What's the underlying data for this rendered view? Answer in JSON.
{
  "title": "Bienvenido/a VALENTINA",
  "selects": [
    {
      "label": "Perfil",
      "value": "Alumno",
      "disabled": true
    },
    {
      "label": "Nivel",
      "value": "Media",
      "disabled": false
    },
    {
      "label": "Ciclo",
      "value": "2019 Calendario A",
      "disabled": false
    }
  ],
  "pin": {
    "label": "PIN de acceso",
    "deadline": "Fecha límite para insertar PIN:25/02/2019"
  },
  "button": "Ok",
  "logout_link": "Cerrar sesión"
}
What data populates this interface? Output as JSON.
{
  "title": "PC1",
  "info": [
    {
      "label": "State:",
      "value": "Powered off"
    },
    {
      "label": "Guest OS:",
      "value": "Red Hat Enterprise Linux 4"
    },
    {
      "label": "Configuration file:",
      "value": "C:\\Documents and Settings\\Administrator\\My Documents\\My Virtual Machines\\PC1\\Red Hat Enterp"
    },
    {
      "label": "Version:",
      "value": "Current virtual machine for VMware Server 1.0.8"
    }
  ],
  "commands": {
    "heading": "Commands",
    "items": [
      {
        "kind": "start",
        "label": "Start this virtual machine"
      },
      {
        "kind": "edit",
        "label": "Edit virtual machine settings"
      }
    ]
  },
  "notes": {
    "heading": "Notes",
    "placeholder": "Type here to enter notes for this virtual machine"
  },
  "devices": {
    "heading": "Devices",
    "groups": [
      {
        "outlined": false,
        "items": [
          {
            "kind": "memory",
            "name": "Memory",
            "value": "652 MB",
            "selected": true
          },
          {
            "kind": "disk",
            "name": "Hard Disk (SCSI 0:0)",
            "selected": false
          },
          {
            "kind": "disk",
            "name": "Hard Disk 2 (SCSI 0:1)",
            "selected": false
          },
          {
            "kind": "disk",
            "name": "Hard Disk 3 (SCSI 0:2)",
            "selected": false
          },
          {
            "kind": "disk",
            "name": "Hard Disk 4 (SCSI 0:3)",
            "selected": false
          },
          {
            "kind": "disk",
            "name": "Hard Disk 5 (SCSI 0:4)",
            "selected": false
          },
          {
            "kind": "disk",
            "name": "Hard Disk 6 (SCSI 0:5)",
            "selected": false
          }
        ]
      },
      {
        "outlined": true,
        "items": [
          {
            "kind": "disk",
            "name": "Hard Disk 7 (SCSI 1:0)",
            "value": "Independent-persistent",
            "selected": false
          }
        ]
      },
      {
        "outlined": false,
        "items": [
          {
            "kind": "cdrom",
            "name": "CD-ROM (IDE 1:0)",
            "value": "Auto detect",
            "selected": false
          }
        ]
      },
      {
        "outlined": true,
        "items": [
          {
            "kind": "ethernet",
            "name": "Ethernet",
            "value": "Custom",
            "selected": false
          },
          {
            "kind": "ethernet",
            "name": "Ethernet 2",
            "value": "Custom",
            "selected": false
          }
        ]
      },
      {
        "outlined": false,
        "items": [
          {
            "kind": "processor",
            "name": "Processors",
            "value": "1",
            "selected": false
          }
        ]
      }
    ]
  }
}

Stated problem
Extract every line above exactly as it stands.

Full solution
What's the underlying data for this rendered view? Answer in JSON.
{
  "title": "Bienvenido/a VALENTINA",
  "selects": [
    {
      "label": "Perfil",
      "value": "Alumno",
      "disabled": true
    },
    {
      "label": "Nivel",
      "value": "Media",
      "disabled": false
    },
    {
      "label": "Ciclo",
      "value": "2019 Calendario A",
      "disabled": false
    }
  ],
  "pin": {
    "label": "PIN de acceso",
    "deadline": "Fecha límite para insertar PIN:25/02/2019"
  },
  "button": "Ok",
  "logout_link": "Cerrar sesión"
}
What data populates this interface? Output as JSON.
{
  "title": "PC1",
  "info": [
    {
      "label": "State:",
      "value": "Powered off"
    },
    {
      "label": "Guest OS:",
      "value": "Red Hat Enterprise Linux 4"
    },
    {
      "label": "Configuration file:",
      "value": "C:\\Documents and Settings\\Administrator\\My Documents\\My Virtual Machines\\PC1\\Red Hat Enterp"
    },
    {
      "label": "Version:",
      "value": "Current virtual machine for VMware Server 1.0.8"
    }
  ],
  "commands": {
    "heading": "Commands",
    "items": [
      {
        "kind": "start",
        "label": "Start this virtual machine"
      },
      {
        "kind": "edit",
        "label": "Edit virtual machine settings"
      }
    ]
  },
  "notes": {
    "heading": "Notes",
    "placeholder": "Type here to enter notes for this virtual machine"
  },
  "devices": {
    "heading": "Devices",
    "groups": [
      {
        "outlined": false,
        "items": [
          {
            "kind": "memory",
            "name": "Memory",
            "value": "652 MB",
            "selected": true
          },
          {
            "kind": "disk",
            "name": "Hard Disk (SCSI 0:0)",
            "selected": false
          },
          {
            "kind": "disk",
            "name": "Hard Disk 2 (SCSI 0:1)",
            "selected": false
          },
          {
            "kind": "disk",
            "name": "Hard Disk 3 (SCSI 0:2)",
            "selected": false
          },
          {
            "kind": "disk",
            "name": "Hard Disk 4 (SCSI 0:3)",
            "selected": false
          },
          {
            "kind": "disk",
            "name": "Hard Disk 5 (SCSI 0:4)",
            "selected": false
          },
          {
            "kind": "disk",
            "name": "Hard Disk 6 (SCSI 0:5)",
            "selected": false
          }
        ]
      },
      {
        "outlined": true,
        "items": [
          {
            "kind": "disk",
            "name": "Hard Disk 7 (SCSI 1:0)",
            "value": "Independent-persistent",
            "selected": false
          }
        ]
      },
      {
        "outlined": false,
        "items": [
          {
            "kind": "cdrom",
            "name": "CD-ROM (IDE 1:0)",
            "value": "Auto detect",
            "selected": false
          }
        ]
      },
      {
        "outlined": true,
        "items": [
          {
            "kind": "ethernet",
            "name": "Ethernet",
            "value": "Custom",
            "selected": false
          },
          {
            "kind": "ethernet",
            "name": "Ethernet 2",
            "value": "Custom",
            "selected": false
          }
        ]
      },
      {
        "outlined": false,
        "items": [
          {
            "kind": "processor",
            "name": "Processors",
            "value": "1",
            "selected": false
          }
        ]
      }
    ]
  }
}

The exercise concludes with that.